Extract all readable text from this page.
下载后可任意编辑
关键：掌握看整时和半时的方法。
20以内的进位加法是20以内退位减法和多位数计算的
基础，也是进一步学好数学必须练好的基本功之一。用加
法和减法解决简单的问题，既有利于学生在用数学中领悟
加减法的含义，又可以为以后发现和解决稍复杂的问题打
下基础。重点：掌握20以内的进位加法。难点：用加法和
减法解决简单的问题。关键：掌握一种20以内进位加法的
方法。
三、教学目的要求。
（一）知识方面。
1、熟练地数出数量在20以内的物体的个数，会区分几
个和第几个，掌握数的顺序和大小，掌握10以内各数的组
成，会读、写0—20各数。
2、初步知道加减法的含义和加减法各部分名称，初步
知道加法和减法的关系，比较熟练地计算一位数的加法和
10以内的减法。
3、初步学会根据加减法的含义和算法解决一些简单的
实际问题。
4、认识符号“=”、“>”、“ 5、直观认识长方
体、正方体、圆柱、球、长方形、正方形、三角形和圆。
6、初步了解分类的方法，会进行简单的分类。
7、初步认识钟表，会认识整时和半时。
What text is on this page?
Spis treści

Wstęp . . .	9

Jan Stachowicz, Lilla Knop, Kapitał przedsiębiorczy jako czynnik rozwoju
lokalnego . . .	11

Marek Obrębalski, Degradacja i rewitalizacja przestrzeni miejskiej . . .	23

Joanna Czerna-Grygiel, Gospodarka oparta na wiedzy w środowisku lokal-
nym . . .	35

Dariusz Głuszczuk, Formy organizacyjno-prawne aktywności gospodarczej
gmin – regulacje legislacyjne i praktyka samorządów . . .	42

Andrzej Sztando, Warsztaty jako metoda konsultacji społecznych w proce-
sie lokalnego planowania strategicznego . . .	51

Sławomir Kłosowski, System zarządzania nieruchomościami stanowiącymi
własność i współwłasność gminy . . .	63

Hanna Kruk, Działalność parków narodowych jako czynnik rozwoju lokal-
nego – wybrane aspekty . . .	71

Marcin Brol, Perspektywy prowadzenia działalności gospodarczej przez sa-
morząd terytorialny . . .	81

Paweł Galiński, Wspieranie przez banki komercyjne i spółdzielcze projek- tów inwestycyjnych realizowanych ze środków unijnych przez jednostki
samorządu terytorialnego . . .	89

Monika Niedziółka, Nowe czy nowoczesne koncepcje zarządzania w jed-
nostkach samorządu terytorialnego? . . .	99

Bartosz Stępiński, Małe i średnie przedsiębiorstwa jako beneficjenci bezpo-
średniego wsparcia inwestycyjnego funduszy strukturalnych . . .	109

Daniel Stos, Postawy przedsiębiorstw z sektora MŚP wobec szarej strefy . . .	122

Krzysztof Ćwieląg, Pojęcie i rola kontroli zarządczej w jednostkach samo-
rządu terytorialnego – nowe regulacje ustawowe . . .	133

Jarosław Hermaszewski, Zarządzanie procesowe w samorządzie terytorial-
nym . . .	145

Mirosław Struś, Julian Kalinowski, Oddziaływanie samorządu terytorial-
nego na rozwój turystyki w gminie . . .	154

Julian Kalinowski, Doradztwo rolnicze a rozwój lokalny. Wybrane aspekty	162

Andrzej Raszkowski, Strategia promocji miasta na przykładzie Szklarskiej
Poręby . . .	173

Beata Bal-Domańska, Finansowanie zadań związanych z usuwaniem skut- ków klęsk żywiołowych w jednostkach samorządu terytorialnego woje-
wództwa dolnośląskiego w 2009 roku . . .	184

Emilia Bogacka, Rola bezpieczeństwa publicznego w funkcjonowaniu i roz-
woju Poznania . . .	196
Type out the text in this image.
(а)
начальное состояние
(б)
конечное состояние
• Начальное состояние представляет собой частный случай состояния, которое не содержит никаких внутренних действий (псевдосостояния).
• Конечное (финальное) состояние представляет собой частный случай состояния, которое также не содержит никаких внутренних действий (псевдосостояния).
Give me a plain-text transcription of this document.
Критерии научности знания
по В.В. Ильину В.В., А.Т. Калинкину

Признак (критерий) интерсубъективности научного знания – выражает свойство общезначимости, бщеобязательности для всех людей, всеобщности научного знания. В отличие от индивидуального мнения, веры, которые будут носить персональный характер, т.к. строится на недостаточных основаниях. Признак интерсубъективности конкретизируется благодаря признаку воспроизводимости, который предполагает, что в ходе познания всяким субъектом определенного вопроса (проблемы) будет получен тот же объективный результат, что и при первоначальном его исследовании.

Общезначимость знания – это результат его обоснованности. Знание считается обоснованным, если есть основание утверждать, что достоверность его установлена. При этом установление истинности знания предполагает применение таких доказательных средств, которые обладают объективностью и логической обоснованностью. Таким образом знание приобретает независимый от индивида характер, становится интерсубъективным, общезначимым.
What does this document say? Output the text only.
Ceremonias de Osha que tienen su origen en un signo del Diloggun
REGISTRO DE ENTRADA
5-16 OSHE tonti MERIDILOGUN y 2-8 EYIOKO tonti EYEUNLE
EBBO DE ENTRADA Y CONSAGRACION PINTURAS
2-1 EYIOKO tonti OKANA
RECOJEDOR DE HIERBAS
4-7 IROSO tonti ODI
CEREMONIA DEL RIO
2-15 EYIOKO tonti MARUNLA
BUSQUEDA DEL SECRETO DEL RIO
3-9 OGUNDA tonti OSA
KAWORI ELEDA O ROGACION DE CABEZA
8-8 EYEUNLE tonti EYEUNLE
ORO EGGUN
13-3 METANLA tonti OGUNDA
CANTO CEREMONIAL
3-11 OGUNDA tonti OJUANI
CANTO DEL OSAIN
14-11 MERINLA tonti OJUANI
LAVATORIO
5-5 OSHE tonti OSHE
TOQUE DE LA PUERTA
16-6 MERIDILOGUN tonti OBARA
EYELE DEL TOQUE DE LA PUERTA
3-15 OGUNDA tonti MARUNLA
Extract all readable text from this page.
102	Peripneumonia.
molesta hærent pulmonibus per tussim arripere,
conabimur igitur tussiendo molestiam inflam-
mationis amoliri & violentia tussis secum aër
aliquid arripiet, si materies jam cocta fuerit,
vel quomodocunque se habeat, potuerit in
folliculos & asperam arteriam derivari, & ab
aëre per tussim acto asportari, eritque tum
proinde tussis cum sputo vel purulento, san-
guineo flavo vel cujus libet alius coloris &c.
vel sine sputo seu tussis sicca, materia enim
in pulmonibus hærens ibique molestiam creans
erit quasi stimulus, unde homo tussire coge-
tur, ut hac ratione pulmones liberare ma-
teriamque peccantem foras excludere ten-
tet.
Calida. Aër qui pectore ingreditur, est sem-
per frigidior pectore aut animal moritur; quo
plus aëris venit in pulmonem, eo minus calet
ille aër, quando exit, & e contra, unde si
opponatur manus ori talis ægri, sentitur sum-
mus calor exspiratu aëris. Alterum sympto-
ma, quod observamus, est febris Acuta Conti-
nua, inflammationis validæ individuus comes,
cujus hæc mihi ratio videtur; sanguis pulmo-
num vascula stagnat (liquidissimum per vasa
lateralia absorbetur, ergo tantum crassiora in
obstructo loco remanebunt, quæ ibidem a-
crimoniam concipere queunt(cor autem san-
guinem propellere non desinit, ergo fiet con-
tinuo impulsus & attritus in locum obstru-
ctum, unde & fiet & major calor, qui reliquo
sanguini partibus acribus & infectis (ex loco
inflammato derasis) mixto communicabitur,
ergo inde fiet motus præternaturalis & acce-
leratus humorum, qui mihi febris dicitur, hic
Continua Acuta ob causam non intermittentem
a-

---+---

▶ _Stated exercise_
Write out the material from the first line to the last, exactly.

▶ _Expected output_
Extract all readable text from this page.
下载后可任意编辑
关键：掌握看整时和半时的方法。
20以内的进位加法是20以内退位减法和多位数计算的
基础，也是进一步学好数学必须练好的基本功之一。用加
法和减法解决简单的问题，既有利于学生在用数学中领悟
加减法的含义，又可以为以后发现和解决稍复杂的问题打
下基础。重点：掌握20以内的进位加法。难点：用加法和
减法解决简单的问题。关键：掌握一种20以内进位加法的
方法。
三、教学目的要求。
（一）知识方面。
1、熟练地数出数量在20以内的物体的个数，会区分几
个和第几个，掌握数的顺序和大小，掌握10以内各数的组
成，会读、写0—20各数。
2、初步知道加减法的含义和加减法各部分名称，初步
知道加法和减法的关系，比较熟练地计算一位数的加法和
10以内的减法。
3、初步学会根据加减法的含义和算法解决一些简单的
实际问题。
4、认识符号“=”、“>”、“ 5、直观认识长方
体、正方体、圆柱、球、长方形、正方形、三角形和圆。
6、初步了解分类的方法，会进行简单的分类。
7、初步认识钟表，会认识整时和半时。
What text is on this page?
Spis treści

Wstęp . . .	9

Jan Stachowicz, Lilla Knop, Kapitał przedsiębiorczy jako czynnik rozwoju
lokalnego . . .	11

Marek Obrębalski, Degradacja i rewitalizacja przestrzeni miejskiej . . .	23

Joanna Czerna-Grygiel, Gospodarka oparta na wiedzy w środowisku lokal-
nym . . .	35

Dariusz Głuszczuk, Formy organizacyjno-prawne aktywności gospodarczej
gmin – regulacje legislacyjne i praktyka samorządów . . .	42

Andrzej Sztando, Warsztaty jako metoda konsultacji społecznych w proce-
sie lokalnego planowania strategicznego . . .	51

Sławomir Kłosowski, System zarządzania nieruchomościami stanowiącymi
własność i współwłasność gminy . . .	63

Hanna Kruk, Działalność parków narodowych jako czynnik rozwoju lokal-
nego – wybrane aspekty . . .	71

Marcin Brol, Perspektywy prowadzenia działalności gospodarczej przez sa-
morząd terytorialny . . .	81

Paweł Galiński, Wspieranie przez banki komercyjne i spółdzielcze projek- tów inwestycyjnych realizowanych ze środków unijnych przez jednostki
samorządu terytorialnego . . .	89

Monika Niedziółka, Nowe czy nowoczesne koncepcje zarządzania w jed-
nostkach samorządu terytorialnego? . . .	99

Bartosz Stępiński, Małe i średnie przedsiębiorstwa jako beneficjenci bezpo-
średniego wsparcia inwestycyjnego funduszy strukturalnych . . .	109

Daniel Stos, Postawy przedsiębiorstw z sektora MŚP wobec szarej strefy . . .	122

Krzysztof Ćwieląg, Pojęcie i rola kontroli zarządczej w jednostkach samo-
rządu terytorialnego – nowe regulacje ustawowe . . .	133

Jarosław Hermaszewski, Zarządzanie procesowe w samorządzie terytorial-
nym . . .	145

Mirosław Struś, Julian Kalinowski, Oddziaływanie samorządu terytorial-
nego na rozwój turystyki w gminie . . .	154

Julian Kalinowski, Doradztwo rolnicze a rozwój lokalny. Wybrane aspekty	162

Andrzej Raszkowski, Strategia promocji miasta na przykładzie Szklarskiej
Poręby . . .	173

Beata Bal-Domańska, Finansowanie zadań związanych z usuwaniem skut- ków klęsk żywiołowych w jednostkach samorządu terytorialnego woje-
wództwa dolnośląskiego w 2009 roku . . .	184

Emilia Bogacka, Rola bezpieczeństwa publicznego w funkcjonowaniu i roz-
woju Poznania . . .	196
Type out the text in this image.
(а)
начальное состояние
(б)
конечное состояние
• Начальное состояние представляет собой частный случай состояния, которое не содержит никаких внутренних действий (псевдосостояния).
• Конечное (финальное) состояние представляет собой частный случай состояния, которое также не содержит никаких внутренних действий (псевдосостояния).
Give me a plain-text transcription of this document.
Критерии научности знания
по В.В. Ильину В.В., А.Т. Калинкину

Признак (критерий) интерсубъективности научного знания – выражает свойство общезначимости, бщеобязательности для всех людей, всеобщности научного знания. В отличие от индивидуального мнения, веры, которые будут носить персональный характер, т.к. строится на недостаточных основаниях. Признак интерсубъективности конкретизируется благодаря признаку воспроизводимости, который предполагает, что в ходе познания всяким субъектом определенного вопроса (проблемы) будет получен тот же объективный результат, что и при первоначальном его исследовании.

Общезначимость знания – это результат его обоснованности. Знание считается обоснованным, если есть основание утверждать, что достоверность его установлена. При этом установление истинности знания предполагает применение таких доказательных средств, которые обладают объективностью и логической обоснованностью. Таким образом знание приобретает независимый от индивида характер, становится интерсубъективным, общезначимым.
What does this document say? Output the text only.
Ceremonias de Osha que tienen su origen en un signo del Diloggun
REGISTRO DE ENTRADA
5-16 OSHE tonti MERIDILOGUN y 2-8 EYIOKO tonti EYEUNLE
EBBO DE ENTRADA Y CONSAGRACION PINTURAS
2-1 EYIOKO tonti OKANA
RECOJEDOR DE HIERBAS
4-7 IROSO tonti ODI
CEREMONIA DEL RIO
2-15 EYIOKO tonti MARUNLA
BUSQUEDA DEL SECRETO DEL RIO
3-9 OGUNDA tonti OSA
KAWORI ELEDA O ROGACION DE CABEZA
8-8 EYEUNLE tonti EYEUNLE
ORO EGGUN
13-3 METANLA tonti OGUNDA
CANTO CEREMONIAL
3-11 OGUNDA tonti OJUANI
CANTO DEL OSAIN
14-11 MERINLA tonti OJUANI
LAVATORIO
5-5 OSHE tonti OSHE
TOQUE DE LA PUERTA
16-6 MERIDILOGUN tonti OBARA
EYELE DEL TOQUE DE LA PUERTA
3-15 OGUNDA tonti MARUNLA
Extract all readable text from this page.
102	Peripneumonia.
molesta hærent pulmonibus per tussim arripere,
conabimur igitur tussiendo molestiam inflam-
mationis amoliri & violentia tussis secum aër
aliquid arripiet, si materies jam cocta fuerit,
vel quomodocunque se habeat, potuerit in
folliculos & asperam arteriam derivari, & ab
aëre per tussim acto asportari, eritque tum
proinde tussis cum sputo vel purulento, san-
guineo flavo vel cujus libet alius coloris &c.
vel sine sputo seu tussis sicca, materia enim
in pulmonibus hærens ibique molestiam creans
erit quasi stimulus, unde homo tussire coge-
tur, ut hac ratione pulmones liberare ma-
teriamque peccantem foras excludere ten-
tet.
Calida. Aër qui pectore ingreditur, est sem-
per frigidior pectore aut animal moritur; quo
plus aëris venit in pulmonem, eo minus calet
ille aër, quando exit, & e contra, unde si
opponatur manus ori talis ægri, sentitur sum-
mus calor exspiratu aëris. Alterum sympto-
ma, quod observamus, est febris Acuta Conti-
nua, inflammationis validæ individuus comes,
cujus hæc mihi ratio videtur; sanguis pulmo-
num vascula stagnat (liquidissimum per vasa
lateralia absorbetur, ergo tantum crassiora in
obstructo loco remanebunt, quæ ibidem a-
crimoniam concipere queunt(cor autem san-
guinem propellere non desinit, ergo fiet con-
tinuo impulsus & attritus in locum obstru-
ctum, unde & fiet & major calor, qui reliquo
sanguini partibus acribus & infectis (ex loco
inflammato derasis) mixto communicabitur,
ergo inde fiet motus præternaturalis & acce-
leratus humorum, qui mihi febris dicitur, hic
Continua Acuta ob causam non intermittentem
a-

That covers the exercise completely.